# START OF Task inputs

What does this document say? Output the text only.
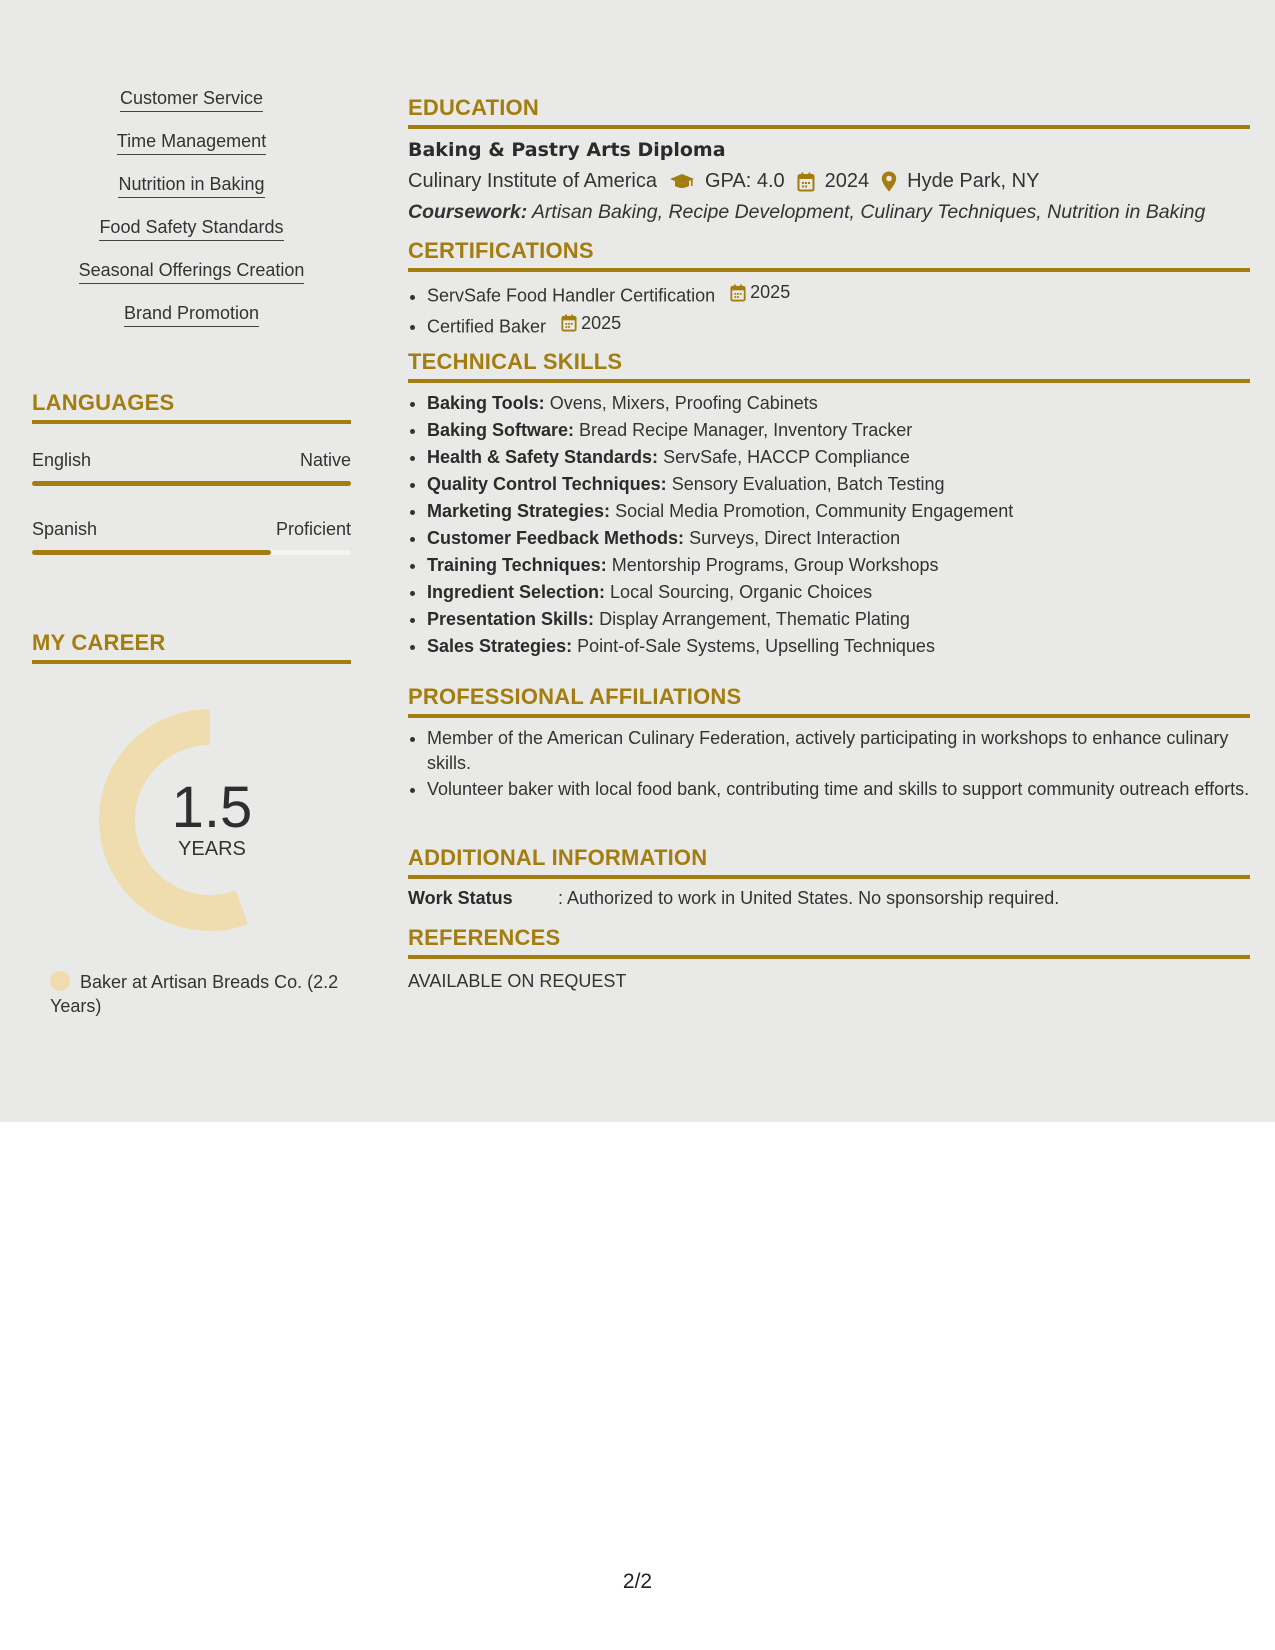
Customer Service
Time Management
Nutrition in Baking
Food Safety Standards
Seasonal Offerings Creation
Brand Promotion
LANGUAGES
English	Native
Spanish	Proficient
MY CAREER
1.5
YEARS
Baker at Artisan Breads Co. (2.2 Years)
EDUCATION
Baking & Pastry Arts Diploma
Culinary Institute of America GPA: 4.0 2024 Hyde Park, NY
Coursework: Artisan Baking, Recipe Development, Culinary Techniques, Nutrition in Baking
CERTIFICATIONS
• ServSafe Food Handler Certification 2025
• Certified Baker 2025
TECHNICAL SKILLS
• Baking Tools: Ovens, Mixers, Proofing Cabinets
• Baking Software: Bread Recipe Manager, Inventory Tracker
• Health & Safety Standards: ServSafe, HACCP Compliance
• Quality Control Techniques: Sensory Evaluation, Batch Testing
• Marketing Strategies: Social Media Promotion, Community Engagement
• Customer Feedback Methods: Surveys, Direct Interaction
• Training Techniques: Mentorship Programs, Group Workshops
• Ingredient Selection: Local Sourcing, Organic Choices
• Presentation Skills: Display Arrangement, Thematic Plating
• Sales Strategies: Point-of-Sale Systems, Upselling Techniques
PROFESSIONAL AFFILIATIONS
• Member of the American Culinary Federation, actively participating in workshops to enhance culinary skills.
• Volunteer baker with local food bank, contributing time and skills to support community outreach efforts.
ADDITIONAL INFORMATION
Work Status	: Authorized to work in United States. No sponsorship required.
REFERENCES
AVAILABLE ON REQUEST
2/2
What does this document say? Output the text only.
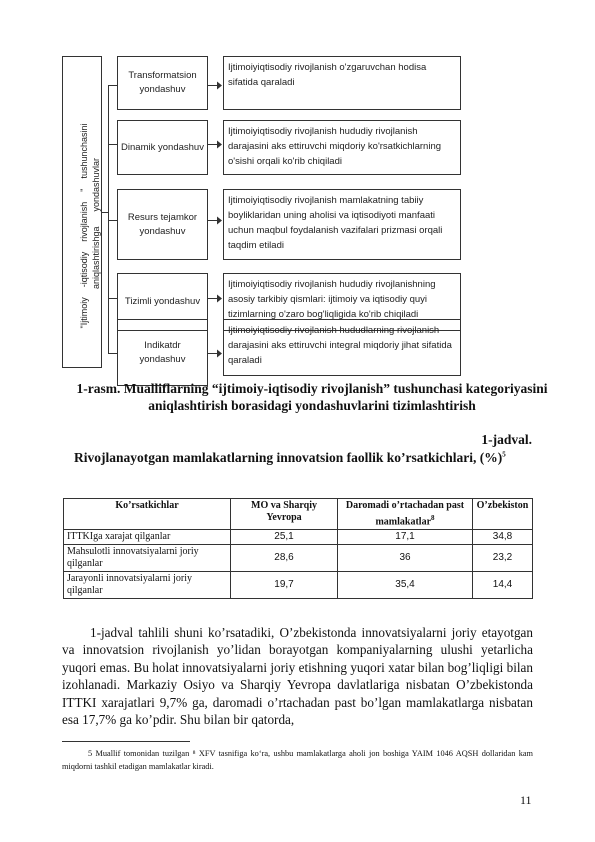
"Ijtimoiy    -iqtisodiy    rivojlanish    "    tushunchasini
aniqlashtirishga      yondashuvlar
Transformatsion yondashuv
Ijtimoiyiqtisodiy rivojlanish o'zgaruvchan hodisa sifatida qaraladi
Dinamik yondashuv
Ijtimoiyiqtisodiy rivojlanish hududiy rivojlanish darajasini aks ettiruvchi miqdoriy ko'rsatkichlarning o'sishi orqali ko'rib chiqiladi
Resurs tejamkor yondashuv
Ijtimoiyiqtisodiy rivojlanish mamlakatning tabiiy boyliklaridan uning aholisi va iqtisodiyoti manfaati uchun maqbul foydalanish vazifalari prizmasi orqali taqdim etiladi
Tizimli yondashuv
Ijtimoiyiqtisodiy rivojlanish hududiy rivojlanishning asosiy tarkibiy qismlari: ijtimoiy va iqtisodiy quyi tizimlarning o'zaro bog'liqligida ko'rib chiqiladi
Indikatdr yondashuv
Ijtimoiyiqtisodiy rivojlanish hududlarning rivojlanish darajasini aks ettiruvchi integral miqdoriy jihat sifatida qaraladi
1-rasm. Mualliflarning “ijtimoiy-iqtisodiy rivojlanish” tushunchasi kategoriyasini aniqlashtirish borasidagi yondashuvlarini tizimlashtirish
1-jadval.
Rivojlanayotgan mamlakatlarning innovatsion faollik ko’rsatkichlari, (%)$^5$
Ko’rsatkichlar	MO va Sharqiy Yevropa	Daromadi o’rtachadan past mamlakatlar$^8$	O’zbekiston
ITTKIga xarajat qilganlar	25,1	17,1	34,8
Mahsulotli innovatsiyalarni joriy qilganlar	28,6	36	23,2
Jarayonli innovatsiyalarni joriy qilganlar	19,7	35,4	14,4
1-jadval tahlili shuni ko’rsatadiki, O’zbekistonda innovatsiyalarni joriy etayotgan va innovatsion rivojlanish yo’lidan borayotgan kompaniyalarning ulushi yetarlicha yuqori emas. Bu holat innovatsiyalarni joriy etishning yuqori xatar bilan bog’liqligi bilan izohlanadi. Markaziy Osiyo va Sharqiy Yevropa davlatlariga nisbatan O’zbekistonda ITTKI xarajatlari 9,7% ga, daromadi o’rtachadan past bo’lgan mamlakatlarga nisbatan esa 17,7% ga ko’pdir. Shu bilan bir qatorda,
5 Muallif tomonidan tuzilgan ⁸ XFV tasnifiga ko‘ra, ushbu mamlakatlarga aholi jon boshiga YAIM 1046 AQSH dollaridan kam miqdorni tashkil etadigan mamlakatlar kiradi.
11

# END OF Task inputs

» **What to produce**: Copy each line of the listing that includes "hududiy".

» **Expected answer**:
Ijtimoiyiqtisodiy rivojlanish hududiy rivojlanish darajasini aks ettiruvchi miqdoriy ko'rsatkichlarning o'sishi orqali ko'rib chiqiladi
Ijtimoiyiqtisodiy rivojlanish hududiy rivojlanishning asosiy tarkibiy qismlari: ijtimoiy va iqtisodiy quyi tizimlarning o'zaro bog'liqligida ko'rib chiqiladi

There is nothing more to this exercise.